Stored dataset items
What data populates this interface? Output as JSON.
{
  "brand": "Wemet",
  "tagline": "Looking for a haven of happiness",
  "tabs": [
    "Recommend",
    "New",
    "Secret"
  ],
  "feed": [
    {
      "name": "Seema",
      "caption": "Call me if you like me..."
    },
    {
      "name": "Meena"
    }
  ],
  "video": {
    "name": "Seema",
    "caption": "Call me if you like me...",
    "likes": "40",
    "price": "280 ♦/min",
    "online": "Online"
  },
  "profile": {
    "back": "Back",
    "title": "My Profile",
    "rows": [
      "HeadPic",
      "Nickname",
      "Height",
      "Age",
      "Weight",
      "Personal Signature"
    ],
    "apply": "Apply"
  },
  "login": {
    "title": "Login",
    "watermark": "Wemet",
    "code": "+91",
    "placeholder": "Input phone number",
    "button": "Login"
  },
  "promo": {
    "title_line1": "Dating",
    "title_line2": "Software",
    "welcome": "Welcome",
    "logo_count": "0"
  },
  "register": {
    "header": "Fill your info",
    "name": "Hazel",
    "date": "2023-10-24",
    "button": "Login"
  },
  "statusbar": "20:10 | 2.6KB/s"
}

...

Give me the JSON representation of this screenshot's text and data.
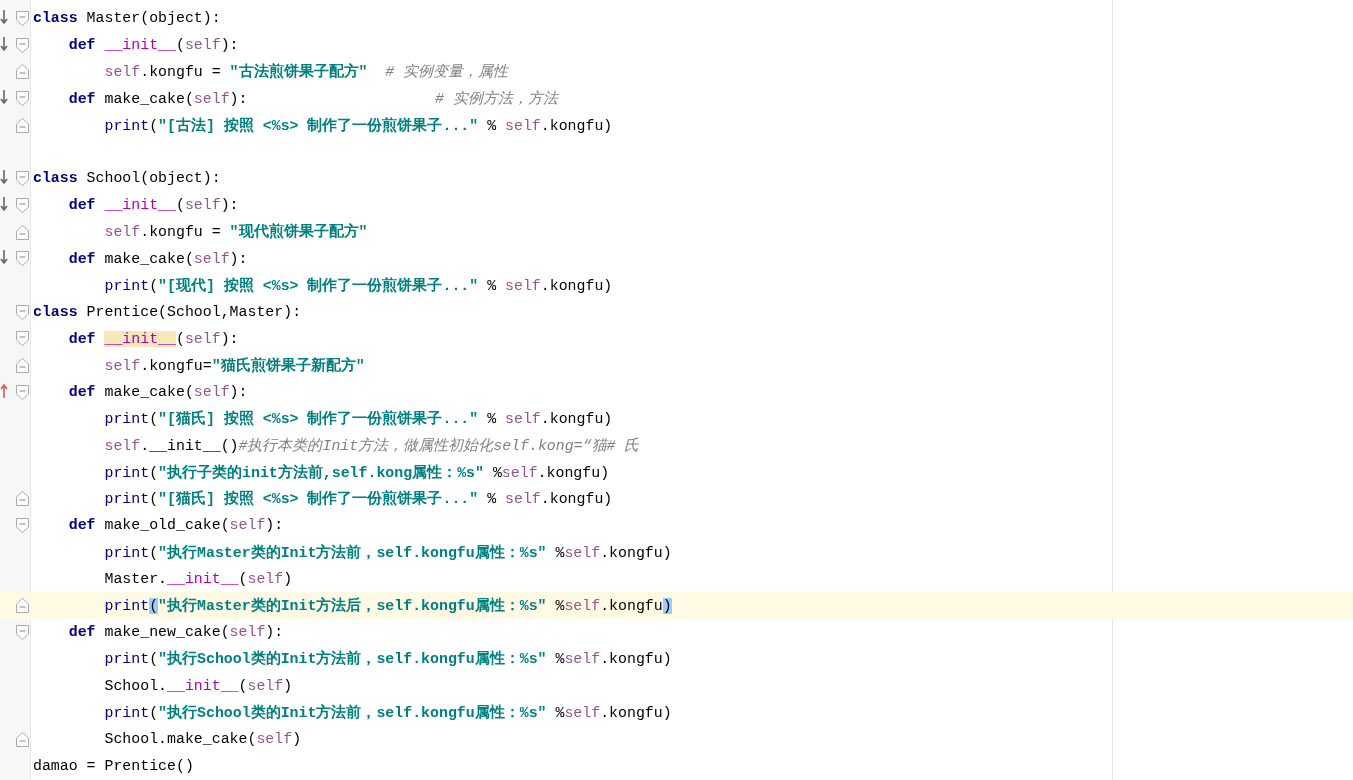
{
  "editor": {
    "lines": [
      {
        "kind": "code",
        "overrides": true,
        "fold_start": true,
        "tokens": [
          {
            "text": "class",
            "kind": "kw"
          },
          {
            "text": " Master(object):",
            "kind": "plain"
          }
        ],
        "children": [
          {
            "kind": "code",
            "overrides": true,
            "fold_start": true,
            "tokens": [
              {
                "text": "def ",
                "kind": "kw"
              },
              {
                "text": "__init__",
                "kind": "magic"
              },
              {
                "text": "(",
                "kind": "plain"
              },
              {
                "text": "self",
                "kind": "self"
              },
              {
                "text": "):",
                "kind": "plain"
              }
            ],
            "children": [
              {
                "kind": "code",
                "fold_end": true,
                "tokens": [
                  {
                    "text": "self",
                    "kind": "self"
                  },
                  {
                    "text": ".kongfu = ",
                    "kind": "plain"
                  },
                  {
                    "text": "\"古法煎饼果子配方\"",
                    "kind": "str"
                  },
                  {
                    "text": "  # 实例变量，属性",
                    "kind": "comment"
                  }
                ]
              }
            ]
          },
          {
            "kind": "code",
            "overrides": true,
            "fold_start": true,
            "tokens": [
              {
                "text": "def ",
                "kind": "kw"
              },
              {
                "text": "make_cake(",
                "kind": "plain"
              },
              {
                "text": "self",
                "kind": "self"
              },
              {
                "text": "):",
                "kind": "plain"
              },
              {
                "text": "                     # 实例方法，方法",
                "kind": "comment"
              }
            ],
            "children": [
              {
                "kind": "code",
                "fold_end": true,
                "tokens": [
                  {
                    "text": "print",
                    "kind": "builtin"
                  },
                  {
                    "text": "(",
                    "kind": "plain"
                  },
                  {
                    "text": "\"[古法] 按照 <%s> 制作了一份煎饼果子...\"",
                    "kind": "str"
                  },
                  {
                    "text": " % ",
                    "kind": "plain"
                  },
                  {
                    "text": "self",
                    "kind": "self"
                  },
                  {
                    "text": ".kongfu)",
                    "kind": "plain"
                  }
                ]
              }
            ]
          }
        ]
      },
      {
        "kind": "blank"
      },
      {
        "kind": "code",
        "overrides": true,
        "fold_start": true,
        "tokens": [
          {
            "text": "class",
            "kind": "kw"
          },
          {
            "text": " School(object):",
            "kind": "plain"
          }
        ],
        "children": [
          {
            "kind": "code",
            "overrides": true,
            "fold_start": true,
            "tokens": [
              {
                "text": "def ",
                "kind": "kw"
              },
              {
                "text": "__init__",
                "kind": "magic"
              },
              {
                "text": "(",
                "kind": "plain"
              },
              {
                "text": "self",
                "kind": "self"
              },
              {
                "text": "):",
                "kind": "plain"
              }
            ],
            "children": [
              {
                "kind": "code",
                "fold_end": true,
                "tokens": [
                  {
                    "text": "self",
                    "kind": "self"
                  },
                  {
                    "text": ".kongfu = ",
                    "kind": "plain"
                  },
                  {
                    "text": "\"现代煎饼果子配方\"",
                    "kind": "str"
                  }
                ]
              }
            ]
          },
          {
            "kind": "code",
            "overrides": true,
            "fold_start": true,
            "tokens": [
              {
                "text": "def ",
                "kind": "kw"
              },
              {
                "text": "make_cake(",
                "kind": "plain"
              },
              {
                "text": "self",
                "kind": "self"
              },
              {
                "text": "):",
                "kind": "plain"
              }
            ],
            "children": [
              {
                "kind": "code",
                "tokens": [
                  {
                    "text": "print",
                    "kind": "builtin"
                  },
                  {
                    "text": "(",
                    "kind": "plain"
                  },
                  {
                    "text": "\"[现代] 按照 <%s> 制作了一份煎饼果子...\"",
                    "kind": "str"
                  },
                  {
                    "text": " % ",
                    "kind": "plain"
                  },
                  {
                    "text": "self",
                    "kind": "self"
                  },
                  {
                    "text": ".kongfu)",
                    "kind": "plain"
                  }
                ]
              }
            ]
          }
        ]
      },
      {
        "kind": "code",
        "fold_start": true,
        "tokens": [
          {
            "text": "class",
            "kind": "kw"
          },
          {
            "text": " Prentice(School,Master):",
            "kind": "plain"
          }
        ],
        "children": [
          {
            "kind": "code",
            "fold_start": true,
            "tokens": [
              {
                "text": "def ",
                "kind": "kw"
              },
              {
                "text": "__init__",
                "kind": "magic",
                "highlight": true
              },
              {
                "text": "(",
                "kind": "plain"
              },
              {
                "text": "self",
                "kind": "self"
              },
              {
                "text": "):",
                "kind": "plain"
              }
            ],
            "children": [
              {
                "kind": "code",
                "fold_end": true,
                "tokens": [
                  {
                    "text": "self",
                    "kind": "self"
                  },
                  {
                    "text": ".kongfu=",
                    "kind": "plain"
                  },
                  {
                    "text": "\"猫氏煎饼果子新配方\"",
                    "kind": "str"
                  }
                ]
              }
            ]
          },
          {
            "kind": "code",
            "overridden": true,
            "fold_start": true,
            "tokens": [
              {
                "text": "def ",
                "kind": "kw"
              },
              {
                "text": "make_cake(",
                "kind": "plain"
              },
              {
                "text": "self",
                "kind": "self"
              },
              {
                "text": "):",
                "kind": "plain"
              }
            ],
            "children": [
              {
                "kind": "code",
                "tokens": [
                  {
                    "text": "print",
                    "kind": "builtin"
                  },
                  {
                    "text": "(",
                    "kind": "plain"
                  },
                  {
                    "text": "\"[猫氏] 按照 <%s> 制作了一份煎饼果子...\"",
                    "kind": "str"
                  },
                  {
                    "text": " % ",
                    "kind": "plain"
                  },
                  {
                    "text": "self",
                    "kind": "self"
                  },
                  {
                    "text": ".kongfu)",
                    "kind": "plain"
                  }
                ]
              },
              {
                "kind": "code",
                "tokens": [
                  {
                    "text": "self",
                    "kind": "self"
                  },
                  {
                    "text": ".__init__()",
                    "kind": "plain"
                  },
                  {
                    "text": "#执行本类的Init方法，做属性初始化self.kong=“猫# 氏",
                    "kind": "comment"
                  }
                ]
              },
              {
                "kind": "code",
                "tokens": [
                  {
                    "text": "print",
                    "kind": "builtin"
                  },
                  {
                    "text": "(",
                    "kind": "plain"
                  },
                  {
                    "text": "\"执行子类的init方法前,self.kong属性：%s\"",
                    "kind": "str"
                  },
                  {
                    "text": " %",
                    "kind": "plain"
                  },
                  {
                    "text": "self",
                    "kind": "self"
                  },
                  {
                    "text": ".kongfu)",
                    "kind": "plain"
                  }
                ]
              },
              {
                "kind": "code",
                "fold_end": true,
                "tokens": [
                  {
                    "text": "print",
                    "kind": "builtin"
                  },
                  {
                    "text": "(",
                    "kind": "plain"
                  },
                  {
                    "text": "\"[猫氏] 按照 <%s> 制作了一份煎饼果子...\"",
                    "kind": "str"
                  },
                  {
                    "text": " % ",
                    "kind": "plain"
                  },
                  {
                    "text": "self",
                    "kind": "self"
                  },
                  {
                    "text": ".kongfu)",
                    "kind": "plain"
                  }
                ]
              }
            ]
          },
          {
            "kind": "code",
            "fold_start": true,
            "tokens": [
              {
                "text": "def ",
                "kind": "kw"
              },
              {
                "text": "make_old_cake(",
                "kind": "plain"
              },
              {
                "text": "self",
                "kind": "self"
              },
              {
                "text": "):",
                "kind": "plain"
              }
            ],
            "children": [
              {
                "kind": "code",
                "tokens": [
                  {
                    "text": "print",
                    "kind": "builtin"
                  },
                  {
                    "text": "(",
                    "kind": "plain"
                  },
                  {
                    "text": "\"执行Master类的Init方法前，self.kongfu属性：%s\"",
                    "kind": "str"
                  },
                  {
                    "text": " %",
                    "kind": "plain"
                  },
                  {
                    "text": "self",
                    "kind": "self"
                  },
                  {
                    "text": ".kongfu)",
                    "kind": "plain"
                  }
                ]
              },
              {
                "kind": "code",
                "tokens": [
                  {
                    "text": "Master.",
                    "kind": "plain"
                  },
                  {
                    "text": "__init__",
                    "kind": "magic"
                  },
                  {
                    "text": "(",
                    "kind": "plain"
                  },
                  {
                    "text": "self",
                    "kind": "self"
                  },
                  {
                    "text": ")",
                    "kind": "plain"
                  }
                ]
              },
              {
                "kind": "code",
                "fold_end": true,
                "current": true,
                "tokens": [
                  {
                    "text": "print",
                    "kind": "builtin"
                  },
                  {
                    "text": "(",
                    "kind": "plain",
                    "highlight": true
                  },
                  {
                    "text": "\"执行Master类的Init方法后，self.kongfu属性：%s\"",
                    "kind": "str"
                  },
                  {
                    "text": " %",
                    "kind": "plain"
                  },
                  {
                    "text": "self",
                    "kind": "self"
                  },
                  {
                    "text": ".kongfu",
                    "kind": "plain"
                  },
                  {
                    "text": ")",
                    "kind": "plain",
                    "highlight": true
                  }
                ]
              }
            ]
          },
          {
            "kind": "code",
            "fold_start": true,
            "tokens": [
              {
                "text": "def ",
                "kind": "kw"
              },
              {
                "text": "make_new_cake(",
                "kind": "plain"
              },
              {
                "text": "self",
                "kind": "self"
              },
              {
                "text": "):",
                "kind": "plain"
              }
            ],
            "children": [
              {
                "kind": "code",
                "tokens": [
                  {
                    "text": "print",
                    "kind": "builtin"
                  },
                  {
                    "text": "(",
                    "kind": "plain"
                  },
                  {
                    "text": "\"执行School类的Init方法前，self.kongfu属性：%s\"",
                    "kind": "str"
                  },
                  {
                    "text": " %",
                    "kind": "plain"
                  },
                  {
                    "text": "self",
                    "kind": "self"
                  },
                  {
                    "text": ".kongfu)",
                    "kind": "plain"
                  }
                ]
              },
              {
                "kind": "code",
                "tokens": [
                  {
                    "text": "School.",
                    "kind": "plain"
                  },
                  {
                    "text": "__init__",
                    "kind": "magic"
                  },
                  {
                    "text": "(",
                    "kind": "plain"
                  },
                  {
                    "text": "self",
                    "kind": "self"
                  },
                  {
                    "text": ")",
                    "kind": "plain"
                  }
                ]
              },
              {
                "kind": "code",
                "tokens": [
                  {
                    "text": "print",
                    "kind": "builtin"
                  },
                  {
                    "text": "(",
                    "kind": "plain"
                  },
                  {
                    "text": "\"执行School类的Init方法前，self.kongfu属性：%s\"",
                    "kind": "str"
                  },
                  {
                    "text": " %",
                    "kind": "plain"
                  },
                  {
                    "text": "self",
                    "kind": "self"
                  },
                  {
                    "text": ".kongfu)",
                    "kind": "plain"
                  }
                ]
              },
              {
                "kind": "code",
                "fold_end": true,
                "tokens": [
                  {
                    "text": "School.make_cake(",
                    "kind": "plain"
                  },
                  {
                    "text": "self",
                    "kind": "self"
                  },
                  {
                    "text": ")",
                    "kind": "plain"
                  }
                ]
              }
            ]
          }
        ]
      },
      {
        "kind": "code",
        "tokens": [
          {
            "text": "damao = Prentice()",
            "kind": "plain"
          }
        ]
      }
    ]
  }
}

---

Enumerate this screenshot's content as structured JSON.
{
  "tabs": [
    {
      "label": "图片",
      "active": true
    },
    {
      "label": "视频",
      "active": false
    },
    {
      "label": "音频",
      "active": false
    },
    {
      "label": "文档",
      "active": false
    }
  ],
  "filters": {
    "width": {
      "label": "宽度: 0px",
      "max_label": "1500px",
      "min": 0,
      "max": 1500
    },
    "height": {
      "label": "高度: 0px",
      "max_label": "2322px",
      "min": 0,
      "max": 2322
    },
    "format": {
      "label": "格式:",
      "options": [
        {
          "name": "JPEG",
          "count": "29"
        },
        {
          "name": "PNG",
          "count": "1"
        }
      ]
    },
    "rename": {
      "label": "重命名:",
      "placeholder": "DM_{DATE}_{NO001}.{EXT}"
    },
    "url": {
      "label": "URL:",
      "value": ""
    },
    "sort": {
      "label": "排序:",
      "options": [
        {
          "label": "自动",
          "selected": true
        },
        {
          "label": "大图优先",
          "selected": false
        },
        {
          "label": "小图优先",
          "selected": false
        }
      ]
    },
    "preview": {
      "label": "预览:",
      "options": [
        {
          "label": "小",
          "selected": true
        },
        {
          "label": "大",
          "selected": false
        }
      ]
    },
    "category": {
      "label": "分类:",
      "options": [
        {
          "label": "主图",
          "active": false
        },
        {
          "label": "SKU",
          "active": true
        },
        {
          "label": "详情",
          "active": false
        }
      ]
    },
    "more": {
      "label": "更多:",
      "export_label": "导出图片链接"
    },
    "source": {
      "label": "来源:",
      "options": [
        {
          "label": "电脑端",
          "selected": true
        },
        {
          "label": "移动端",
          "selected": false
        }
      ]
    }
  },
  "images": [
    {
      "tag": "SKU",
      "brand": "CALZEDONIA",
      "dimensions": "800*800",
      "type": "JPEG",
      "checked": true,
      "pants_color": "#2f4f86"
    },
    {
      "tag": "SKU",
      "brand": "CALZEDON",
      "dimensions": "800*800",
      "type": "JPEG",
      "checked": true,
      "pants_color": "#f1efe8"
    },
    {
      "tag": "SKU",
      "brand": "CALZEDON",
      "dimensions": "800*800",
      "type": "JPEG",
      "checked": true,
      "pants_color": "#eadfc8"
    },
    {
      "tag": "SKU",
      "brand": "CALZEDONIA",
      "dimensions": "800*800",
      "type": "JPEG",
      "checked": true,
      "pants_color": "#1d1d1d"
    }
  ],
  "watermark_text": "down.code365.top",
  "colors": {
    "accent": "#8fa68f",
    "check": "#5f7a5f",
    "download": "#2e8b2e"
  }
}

_Problem to solve_. Go over the data above and copy every line that has the word "制作了一份煎饼果子" in it.

_Full answer_.
                    "text": "\"[古法] 按照 <%s> 制作了一份煎饼果子...\"",
                    "text": "\"[现代] 按照 <%s> 制作了一份煎饼果子...\"",
                    "text": "\"[猫氏] 按照 <%s> 制作了一份煎饼果子...\"",
                    "text": "\"[猫氏] 按照 <%s> 制作了一份煎饼果子...\"",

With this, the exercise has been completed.